- _Data provided_:
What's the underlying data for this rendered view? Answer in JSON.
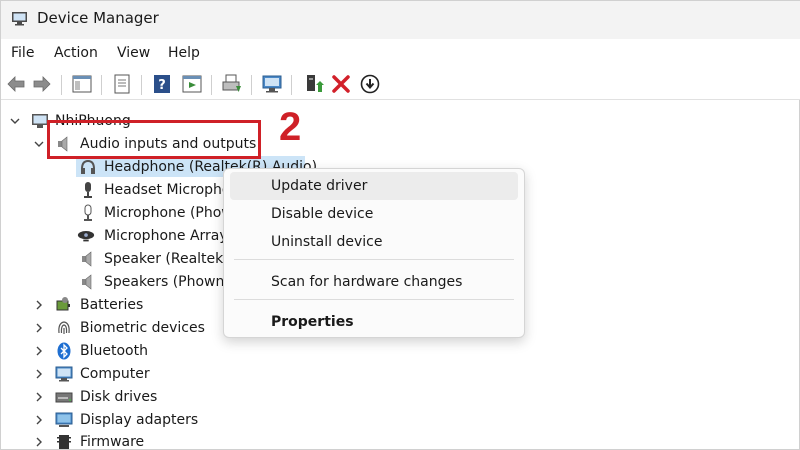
{
  "window": {
    "title": "Device Manager"
  },
  "menubar": {
    "file": "File",
    "action": "Action",
    "view": "View",
    "help": "Help"
  },
  "tree": {
    "computer_name": "NhiPhuong",
    "audio_category": "Audio inputs and outputs",
    "audio_devices": [
      "Headphone (Realtek(R) Audio)",
      "Headset Microphone (",
      "Microphone (Phow",
      "Microphone Array",
      "Speaker (Realtek(R",
      "Speakers (Phowng"
    ],
    "categories": [
      "Batteries",
      "Biometric devices",
      "Bluetooth",
      "Computer",
      "Disk drives",
      "Display adapters",
      "Firmware"
    ]
  },
  "annotation": {
    "step_number": "2"
  },
  "context_menu": {
    "update_driver": "Update driver",
    "disable_device": "Disable device",
    "uninstall_device": "Uninstall device",
    "scan_hardware": "Scan for hardware changes",
    "properties": "Properties"
  },
  "colors": {
    "annotation_red": "#cf2027",
    "selection_blue": "#cce4f7"
  }
}
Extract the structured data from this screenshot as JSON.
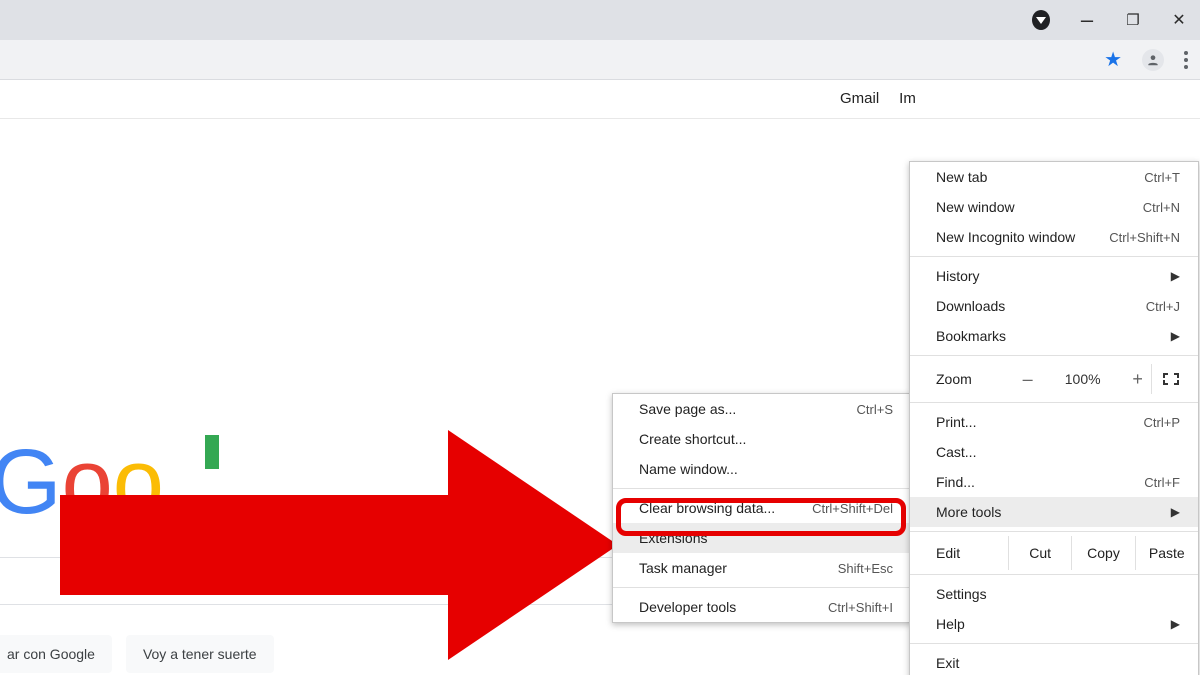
{
  "titlebar": {
    "minimize": "–",
    "maximize": "❐",
    "close": "✕"
  },
  "toolbar": {},
  "page": {
    "links": {
      "gmail": "Gmail",
      "images_partial": "Im"
    },
    "search": {
      "btn_search": "ar con Google",
      "btn_lucky": "Voy a tener suerte"
    }
  },
  "chrome_menu": {
    "new_tab": {
      "label": "New tab",
      "shortcut": "Ctrl+T"
    },
    "new_window": {
      "label": "New window",
      "shortcut": "Ctrl+N"
    },
    "new_incognito": {
      "label": "New Incognito window",
      "shortcut": "Ctrl+Shift+N"
    },
    "history": {
      "label": "History"
    },
    "downloads": {
      "label": "Downloads",
      "shortcut": "Ctrl+J"
    },
    "bookmarks": {
      "label": "Bookmarks"
    },
    "zoom": {
      "label": "Zoom",
      "minus": "–",
      "value": "100%",
      "plus": "+"
    },
    "print": {
      "label": "Print...",
      "shortcut": "Ctrl+P"
    },
    "cast": {
      "label": "Cast..."
    },
    "find": {
      "label": "Find...",
      "shortcut": "Ctrl+F"
    },
    "more_tools": {
      "label": "More tools"
    },
    "edit": {
      "label": "Edit",
      "cut": "Cut",
      "copy": "Copy",
      "paste": "Paste"
    },
    "settings": {
      "label": "Settings"
    },
    "help": {
      "label": "Help"
    },
    "exit": {
      "label": "Exit"
    }
  },
  "more_tools_menu": {
    "save_page": {
      "label": "Save page as...",
      "shortcut": "Ctrl+S"
    },
    "create_shortcut": {
      "label": "Create shortcut..."
    },
    "name_window": {
      "label": "Name window..."
    },
    "clear_data": {
      "label": "Clear browsing data...",
      "shortcut": "Ctrl+Shift+Del"
    },
    "extensions": {
      "label": "Extensions"
    },
    "task_manager": {
      "label": "Task manager",
      "shortcut": "Shift+Esc"
    },
    "developer_tools": {
      "label": "Developer tools",
      "shortcut": "Ctrl+Shift+I"
    }
  }
}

- _Goal_: In the material above, find the lines that contain "Ctrl" and show them.

- _Written reply_:
      "shortcut": "Ctrl+T"
      "shortcut": "Ctrl+N"
      "shortcut": "Ctrl+Shift+N"
      "shortcut": "Ctrl+J"
      "shortcut": "Ctrl+P"
      "shortcut": "Ctrl+F"
      "shortcut": "Ctrl+S"
      "shortcut": "Ctrl+Shift+Del"
      "shortcut": "Ctrl+Shift+I"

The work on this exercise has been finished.